▶ **ENTRIES PROVIDED**
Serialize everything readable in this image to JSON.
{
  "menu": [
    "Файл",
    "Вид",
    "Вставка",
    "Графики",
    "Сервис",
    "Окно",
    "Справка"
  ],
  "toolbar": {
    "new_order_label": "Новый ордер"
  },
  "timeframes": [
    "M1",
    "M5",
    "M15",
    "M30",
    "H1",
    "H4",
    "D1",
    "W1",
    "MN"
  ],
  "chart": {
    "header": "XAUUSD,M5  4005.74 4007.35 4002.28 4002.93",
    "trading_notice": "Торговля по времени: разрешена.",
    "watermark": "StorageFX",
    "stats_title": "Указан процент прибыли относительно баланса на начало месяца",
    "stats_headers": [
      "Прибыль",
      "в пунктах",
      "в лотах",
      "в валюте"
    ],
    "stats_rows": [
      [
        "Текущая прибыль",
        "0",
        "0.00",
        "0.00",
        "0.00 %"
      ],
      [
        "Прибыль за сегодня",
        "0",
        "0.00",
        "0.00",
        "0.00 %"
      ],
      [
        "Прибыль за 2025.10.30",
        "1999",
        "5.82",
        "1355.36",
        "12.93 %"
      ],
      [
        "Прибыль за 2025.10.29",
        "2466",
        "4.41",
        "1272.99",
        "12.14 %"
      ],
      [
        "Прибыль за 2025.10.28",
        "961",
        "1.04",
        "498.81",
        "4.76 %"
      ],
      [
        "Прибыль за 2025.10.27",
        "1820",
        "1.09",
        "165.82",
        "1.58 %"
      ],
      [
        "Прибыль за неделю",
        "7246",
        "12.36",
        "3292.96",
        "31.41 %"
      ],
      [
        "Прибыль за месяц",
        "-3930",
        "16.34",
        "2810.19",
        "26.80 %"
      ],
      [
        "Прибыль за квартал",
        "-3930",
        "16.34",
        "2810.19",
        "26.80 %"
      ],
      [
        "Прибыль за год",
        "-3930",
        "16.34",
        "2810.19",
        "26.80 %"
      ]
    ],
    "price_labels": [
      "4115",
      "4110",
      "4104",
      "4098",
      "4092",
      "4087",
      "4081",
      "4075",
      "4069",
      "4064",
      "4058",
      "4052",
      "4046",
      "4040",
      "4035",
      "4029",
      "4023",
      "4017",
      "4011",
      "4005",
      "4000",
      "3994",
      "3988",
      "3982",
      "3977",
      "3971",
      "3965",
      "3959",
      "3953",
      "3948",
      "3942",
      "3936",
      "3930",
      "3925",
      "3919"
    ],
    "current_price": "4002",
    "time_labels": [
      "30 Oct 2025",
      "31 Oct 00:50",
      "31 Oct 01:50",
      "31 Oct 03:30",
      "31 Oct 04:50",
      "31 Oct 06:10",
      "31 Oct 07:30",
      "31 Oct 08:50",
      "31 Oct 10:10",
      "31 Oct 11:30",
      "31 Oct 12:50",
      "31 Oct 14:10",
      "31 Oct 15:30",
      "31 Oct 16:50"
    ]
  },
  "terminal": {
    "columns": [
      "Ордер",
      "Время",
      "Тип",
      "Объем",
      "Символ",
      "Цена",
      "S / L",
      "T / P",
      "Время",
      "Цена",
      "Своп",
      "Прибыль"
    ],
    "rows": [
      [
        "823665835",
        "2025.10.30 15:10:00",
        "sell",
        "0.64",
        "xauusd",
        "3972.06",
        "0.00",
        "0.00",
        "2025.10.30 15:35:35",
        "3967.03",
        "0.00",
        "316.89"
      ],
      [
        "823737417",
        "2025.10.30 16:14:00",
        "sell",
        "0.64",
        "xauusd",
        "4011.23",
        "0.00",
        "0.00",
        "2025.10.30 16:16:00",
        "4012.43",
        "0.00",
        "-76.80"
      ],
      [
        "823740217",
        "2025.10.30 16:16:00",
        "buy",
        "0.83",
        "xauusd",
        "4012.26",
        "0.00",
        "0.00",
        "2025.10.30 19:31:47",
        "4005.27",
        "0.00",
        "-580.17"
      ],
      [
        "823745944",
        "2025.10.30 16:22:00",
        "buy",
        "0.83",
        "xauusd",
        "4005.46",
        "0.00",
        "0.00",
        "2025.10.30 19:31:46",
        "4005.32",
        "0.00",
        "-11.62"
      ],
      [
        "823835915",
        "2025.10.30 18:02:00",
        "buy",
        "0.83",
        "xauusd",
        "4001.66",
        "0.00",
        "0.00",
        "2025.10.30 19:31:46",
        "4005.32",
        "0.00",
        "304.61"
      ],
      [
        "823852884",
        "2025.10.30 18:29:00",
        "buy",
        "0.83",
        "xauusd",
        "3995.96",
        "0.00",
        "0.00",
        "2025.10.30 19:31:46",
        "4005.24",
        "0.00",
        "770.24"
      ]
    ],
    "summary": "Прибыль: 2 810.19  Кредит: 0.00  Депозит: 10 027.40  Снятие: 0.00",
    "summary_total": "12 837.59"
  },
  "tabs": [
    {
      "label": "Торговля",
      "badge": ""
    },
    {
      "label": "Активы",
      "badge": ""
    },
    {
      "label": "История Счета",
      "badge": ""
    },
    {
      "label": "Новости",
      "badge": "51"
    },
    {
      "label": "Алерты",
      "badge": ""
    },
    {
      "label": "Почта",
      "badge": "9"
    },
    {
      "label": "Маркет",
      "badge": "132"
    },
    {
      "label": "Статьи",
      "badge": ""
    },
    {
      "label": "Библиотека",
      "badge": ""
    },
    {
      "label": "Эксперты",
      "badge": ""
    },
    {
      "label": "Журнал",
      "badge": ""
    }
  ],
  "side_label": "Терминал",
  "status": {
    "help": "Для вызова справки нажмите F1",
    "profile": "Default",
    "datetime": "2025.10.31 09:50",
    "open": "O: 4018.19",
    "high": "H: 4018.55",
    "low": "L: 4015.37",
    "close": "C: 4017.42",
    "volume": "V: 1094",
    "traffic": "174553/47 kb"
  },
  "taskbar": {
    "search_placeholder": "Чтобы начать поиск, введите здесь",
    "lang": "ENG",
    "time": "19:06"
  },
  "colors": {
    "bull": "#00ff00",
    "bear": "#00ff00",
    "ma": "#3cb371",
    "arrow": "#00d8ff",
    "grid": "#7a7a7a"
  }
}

▶ **GIVEN REQUEST**
State the number of lines in the records that include "Торговля", and write nothing else.

▶ **WRITTEN ANSWER**
2